### [Given exercise]
Omit all pictures. Copy the rest of the material exactly.

### [Records shown]
────────────────
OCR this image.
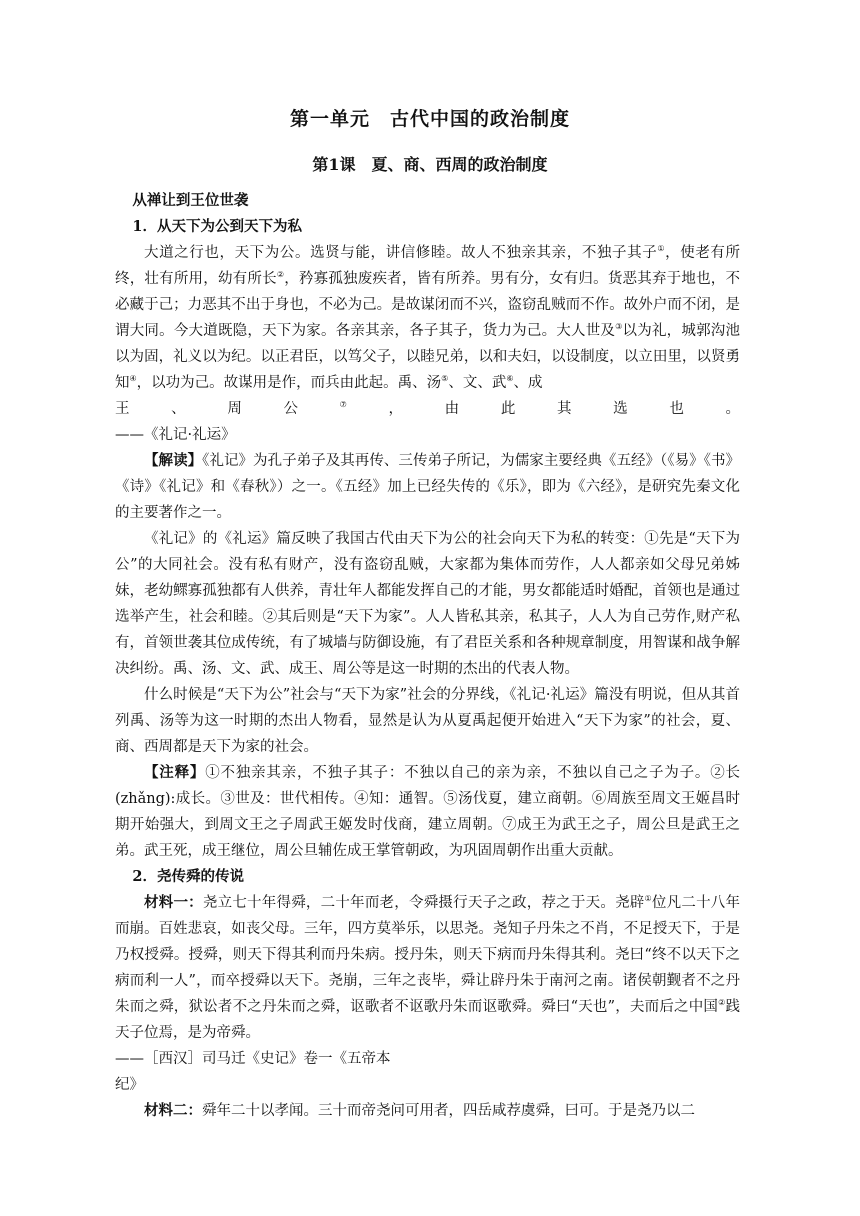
第一单元　古代中国的政治制度
第1课　夏、商、西周的政治制度

从禅让到王位世袭

1．从天下为公到天下为私

大道之行也，天下为公。选贤与能，讲信修睦。故人不独亲其亲，不独子其子①，使老有所终，壮有所用，幼有所长②，矜寡孤独废疾者，皆有所养。男有分，女有归。货恶其弃于地也，不必藏于己；力恶其不出于身也，不必为己。是故谋闭而不兴，盗窃乱贼而不作。故外户而不闭，是谓大同。今大道既隐，天下为家。各亲其亲，各子其子，货力为己。大人世及③以为礼，城郭沟池以为固，礼义以为纪。以正君臣，以笃父子，以睦兄弟，以和夫妇，以设制度，以立田里，以贤勇知④，以功为己。故谋用是作，而兵由此起。禹、汤⑤、文、武⑥、成

王、周公⑦，由此其选也。

——《礼记·礼运》

【解读】《礼记》为孔子弟子及其再传、三传弟子所记，为儒家主要经典《五经》（《易》《书》《诗》《礼记》和《春秋》）之一。《五经》加上已经失传的《乐》，即为《六经》，是研究先秦文化的主要著作之一。

《礼记》的《礼运》篇反映了我国古代由天下为公的社会向天下为私的转变：①先是“天下为公”的大同社会。没有私有财产，没有盗窃乱贼，大家都为集体而劳作，人人都亲如父母兄弟姊妹，老幼鳏寡孤独都有人供养，青壮年人都能发挥自己的才能，男女都能适时婚配，首领也是通过选举产生，社会和睦。②其后则是“天下为家”。人人皆私其亲，私其子，人人为自己劳作,财产私有，首领世袭其位成传统，有了城墙与防御设施，有了君臣关系和各种规章制度，用智谋和战争解决纠纷。禹、汤、文、武、成王、周公等是这一时期的杰出的代表人物。

什么时候是“天下为公”社会与“天下为家”社会的分界线，《礼记·礼运》篇没有明说，但从其首列禹、汤等为这一时期的杰出人物看，显然是认为从夏禹起便开始进入“天下为家”的社会，夏、商、西周都是天下为家的社会。

【注释】①不独亲其亲，不独子其子：不独以自己的亲为亲，不独以自己之子为子。②长(zhǎng):成长。③世及：世代相传。④知：通智。⑤汤伐夏，建立商朝。⑥周族至周文王姬昌时期开始强大，到周文王之子周武王姬发时伐商，建立周朝。⑦成王为武王之子，周公旦是武王之弟。武王死，成王继位，周公旦辅佐成王掌管朝政，为巩固周朝作出重大贡献。

2．尧传舜的传说

材料一：尧立七十年得舜，二十年而老，令舜摄行天子之政，荐之于天。尧辟①位凡二十八年而崩。百姓悲哀，如丧父母。三年，四方莫举乐，以思尧。尧知子丹朱之不肖，不足授天下，于是乃权授舜。授舜，则天下得其利而丹朱病。授丹朱，则天下病而丹朱得其利。尧曰“终不以天下之病而利一人”，而卒授舜以天下。尧崩，三年之丧毕，舜让辟丹朱于南河之南。诸侯朝觐者不之丹朱而之舜，狱讼者不之丹朱而之舜，讴歌者不讴歌丹朱而讴歌舜。舜曰“天也”，夫而后之中国②践天子位焉，是为帝舜。

——［西汉］司马迁《史记》卷一《五帝本

纪》

材料二：舜年二十以孝闻。三十而帝尧问可用者，四岳咸荐虞舜，曰可。于是尧乃以二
────────────────
### [Response to the task]
OCR this image.
第一单元　古代中国的政治制度
第1课　夏、商、西周的政治制度

从禅让到王位世袭

1．从天下为公到天下为私

大道之行也，天下为公。选贤与能，讲信修睦。故人不独亲其亲，不独子其子①，使老有所终，壮有所用，幼有所长②，矜寡孤独废疾者，皆有所养。男有分，女有归。货恶其弃于地也，不必藏于己；力恶其不出于身也，不必为己。是故谋闭而不兴，盗窃乱贼而不作。故外户而不闭，是谓大同。今大道既隐，天下为家。各亲其亲，各子其子，货力为己。大人世及③以为礼，城郭沟池以为固，礼义以为纪。以正君臣，以笃父子，以睦兄弟，以和夫妇，以设制度，以立田里，以贤勇知④，以功为己。故谋用是作，而兵由此起。禹、汤⑤、文、武⑥、成

王、周公⑦，由此其选也。

——《礼记·礼运》

【解读】《礼记》为孔子弟子及其再传、三传弟子所记，为儒家主要经典《五经》（《易》《书》《诗》《礼记》和《春秋》）之一。《五经》加上已经失传的《乐》，即为《六经》，是研究先秦文化的主要著作之一。

《礼记》的《礼运》篇反映了我国古代由天下为公的社会向天下为私的转变：①先是“天下为公”的大同社会。没有私有财产，没有盗窃乱贼，大家都为集体而劳作，人人都亲如父母兄弟姊妹，老幼鳏寡孤独都有人供养，青壮年人都能发挥自己的才能，男女都能适时婚配，首领也是通过选举产生，社会和睦。②其后则是“天下为家”。人人皆私其亲，私其子，人人为自己劳作,财产私有，首领世袭其位成传统，有了城墙与防御设施，有了君臣关系和各种规章制度，用智谋和战争解决纠纷。禹、汤、文、武、成王、周公等是这一时期的杰出的代表人物。

什么时候是“天下为公”社会与“天下为家”社会的分界线，《礼记·礼运》篇没有明说，但从其首列禹、汤等为这一时期的杰出人物看，显然是认为从夏禹起便开始进入“天下为家”的社会，夏、商、西周都是天下为家的社会。

【注释】①不独亲其亲，不独子其子：不独以自己的亲为亲，不独以自己之子为子。②长(zhǎng):成长。③世及：世代相传。④知：通智。⑤汤伐夏，建立商朝。⑥周族至周文王姬昌时期开始强大，到周文王之子周武王姬发时伐商，建立周朝。⑦成王为武王之子，周公旦是武王之弟。武王死，成王继位，周公旦辅佐成王掌管朝政，为巩固周朝作出重大贡献。

2．尧传舜的传说

材料一：尧立七十年得舜，二十年而老，令舜摄行天子之政，荐之于天。尧辟①位凡二十八年而崩。百姓悲哀，如丧父母。三年，四方莫举乐，以思尧。尧知子丹朱之不肖，不足授天下，于是乃权授舜。授舜，则天下得其利而丹朱病。授丹朱，则天下病而丹朱得其利。尧曰“终不以天下之病而利一人”，而卒授舜以天下。尧崩，三年之丧毕，舜让辟丹朱于南河之南。诸侯朝觐者不之丹朱而之舜，狱讼者不之丹朱而之舜，讴歌者不讴歌丹朱而讴歌舜。舜曰“天也”，夫而后之中国②践天子位焉，是为帝舜。

——［西汉］司马迁《史记》卷一《五帝本

纪》

材料二：舜年二十以孝闻。三十而帝尧问可用者，四岳咸荐虞舜，曰可。于是尧乃以二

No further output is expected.